EXERCISE TASK » Output the full listing word for word.

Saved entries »
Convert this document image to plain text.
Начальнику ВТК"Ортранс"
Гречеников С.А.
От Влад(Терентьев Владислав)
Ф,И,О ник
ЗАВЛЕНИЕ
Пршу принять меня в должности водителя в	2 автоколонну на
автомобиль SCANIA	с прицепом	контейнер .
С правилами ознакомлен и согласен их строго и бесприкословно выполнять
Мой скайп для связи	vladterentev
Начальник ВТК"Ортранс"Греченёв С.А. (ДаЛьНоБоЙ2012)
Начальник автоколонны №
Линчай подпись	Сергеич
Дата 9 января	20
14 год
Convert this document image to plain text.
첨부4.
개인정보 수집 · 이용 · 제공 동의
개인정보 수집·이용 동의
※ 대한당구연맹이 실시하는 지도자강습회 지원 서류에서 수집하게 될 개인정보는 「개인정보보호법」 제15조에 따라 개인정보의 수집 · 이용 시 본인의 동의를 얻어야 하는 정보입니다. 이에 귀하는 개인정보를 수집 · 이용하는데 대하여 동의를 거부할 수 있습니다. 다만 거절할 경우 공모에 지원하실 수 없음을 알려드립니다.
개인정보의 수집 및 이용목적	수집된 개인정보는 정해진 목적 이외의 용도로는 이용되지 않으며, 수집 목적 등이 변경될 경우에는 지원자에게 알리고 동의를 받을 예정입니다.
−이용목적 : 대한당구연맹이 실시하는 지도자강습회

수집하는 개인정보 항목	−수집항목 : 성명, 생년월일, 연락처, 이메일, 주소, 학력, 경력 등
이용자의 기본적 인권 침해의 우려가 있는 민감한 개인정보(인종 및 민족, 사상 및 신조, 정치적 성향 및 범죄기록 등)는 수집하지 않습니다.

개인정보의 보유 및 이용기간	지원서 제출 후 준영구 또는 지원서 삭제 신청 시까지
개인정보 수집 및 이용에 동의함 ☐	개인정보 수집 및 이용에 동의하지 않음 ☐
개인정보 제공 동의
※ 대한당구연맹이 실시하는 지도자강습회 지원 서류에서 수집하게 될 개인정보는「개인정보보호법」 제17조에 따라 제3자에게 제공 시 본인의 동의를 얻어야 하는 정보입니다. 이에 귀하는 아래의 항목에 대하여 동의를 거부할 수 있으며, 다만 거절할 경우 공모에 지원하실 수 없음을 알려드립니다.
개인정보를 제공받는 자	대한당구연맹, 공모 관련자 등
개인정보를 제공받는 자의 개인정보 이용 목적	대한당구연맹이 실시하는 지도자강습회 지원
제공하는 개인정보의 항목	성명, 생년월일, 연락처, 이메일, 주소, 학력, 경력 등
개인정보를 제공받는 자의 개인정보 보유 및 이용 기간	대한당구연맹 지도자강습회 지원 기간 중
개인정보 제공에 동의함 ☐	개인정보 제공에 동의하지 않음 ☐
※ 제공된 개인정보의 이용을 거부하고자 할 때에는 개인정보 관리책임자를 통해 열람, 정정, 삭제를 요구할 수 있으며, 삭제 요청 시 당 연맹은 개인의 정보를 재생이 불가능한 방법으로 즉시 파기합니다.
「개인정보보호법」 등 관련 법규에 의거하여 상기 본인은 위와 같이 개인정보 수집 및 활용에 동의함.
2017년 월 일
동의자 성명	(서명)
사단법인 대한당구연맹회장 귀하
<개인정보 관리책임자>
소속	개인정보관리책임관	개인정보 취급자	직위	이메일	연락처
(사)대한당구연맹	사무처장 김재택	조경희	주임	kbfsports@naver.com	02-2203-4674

OUTPUT BELOW »
Convert this document image to plain text.
Начальнику ВТК"Ортранс"
Гречеников С.А.
От Влад(Терентьев Владислав)
Ф,И,О ник
ЗАВЛЕНИЕ
Пршу принять меня в должности водителя в	2 автоколонну на
автомобиль SCANIA	с прицепом	контейнер .
С правилами ознакомлен и согласен их строго и бесприкословно выполнять
Мой скайп для связи	vladterentev
Начальник ВТК"Ортранс"Греченёв С.А. (ДаЛьНоБоЙ2012)
Начальник автоколонны №
Линчай подпись	Сергеич
Дата 9 января	20
14 год
Convert this document image to plain text.
첨부4.
개인정보 수집 · 이용 · 제공 동의
개인정보 수집·이용 동의
※ 대한당구연맹이 실시하는 지도자강습회 지원 서류에서 수집하게 될 개인정보는 「개인정보보호법」 제15조에 따라 개인정보의 수집 · 이용 시 본인의 동의를 얻어야 하는 정보입니다. 이에 귀하는 개인정보를 수집 · 이용하는데 대하여 동의를 거부할 수 있습니다. 다만 거절할 경우 공모에 지원하실 수 없음을 알려드립니다.
개인정보의 수집 및 이용목적	수집된 개인정보는 정해진 목적 이외의 용도로는 이용되지 않으며, 수집 목적 등이 변경될 경우에는 지원자에게 알리고 동의를 받을 예정입니다.
−이용목적 : 대한당구연맹이 실시하는 지도자강습회

수집하는 개인정보 항목	−수집항목 : 성명, 생년월일, 연락처, 이메일, 주소, 학력, 경력 등
이용자의 기본적 인권 침해의 우려가 있는 민감한 개인정보(인종 및 민족, 사상 및 신조, 정치적 성향 및 범죄기록 등)는 수집하지 않습니다.

개인정보의 보유 및 이용기간	지원서 제출 후 준영구 또는 지원서 삭제 신청 시까지
개인정보 수집 및 이용에 동의함 ☐	개인정보 수집 및 이용에 동의하지 않음 ☐
개인정보 제공 동의
※ 대한당구연맹이 실시하는 지도자강습회 지원 서류에서 수집하게 될 개인정보는「개인정보보호법」 제17조에 따라 제3자에게 제공 시 본인의 동의를 얻어야 하는 정보입니다. 이에 귀하는 아래의 항목에 대하여 동의를 거부할 수 있으며, 다만 거절할 경우 공모에 지원하실 수 없음을 알려드립니다.
개인정보를 제공받는 자	대한당구연맹, 공모 관련자 등
개인정보를 제공받는 자의 개인정보 이용 목적	대한당구연맹이 실시하는 지도자강습회 지원
제공하는 개인정보의 항목	성명, 생년월일, 연락처, 이메일, 주소, 학력, 경력 등
개인정보를 제공받는 자의 개인정보 보유 및 이용 기간	대한당구연맹 지도자강습회 지원 기간 중
개인정보 제공에 동의함 ☐	개인정보 제공에 동의하지 않음 ☐
※ 제공된 개인정보의 이용을 거부하고자 할 때에는 개인정보 관리책임자를 통해 열람, 정정, 삭제를 요구할 수 있으며, 삭제 요청 시 당 연맹은 개인의 정보를 재생이 불가능한 방법으로 즉시 파기합니다.
「개인정보보호법」 등 관련 법규에 의거하여 상기 본인은 위와 같이 개인정보 수집 및 활용에 동의함.
2017년 월 일
동의자 성명	(서명)
사단법인 대한당구연맹회장 귀하
<개인정보 관리책임자>
소속	개인정보관리책임관	개인정보 취급자	직위	이메일	연락처
(사)대한당구연맹	사무처장 김재택	조경희	주임	kbfsports@naver.com	02-2203-4674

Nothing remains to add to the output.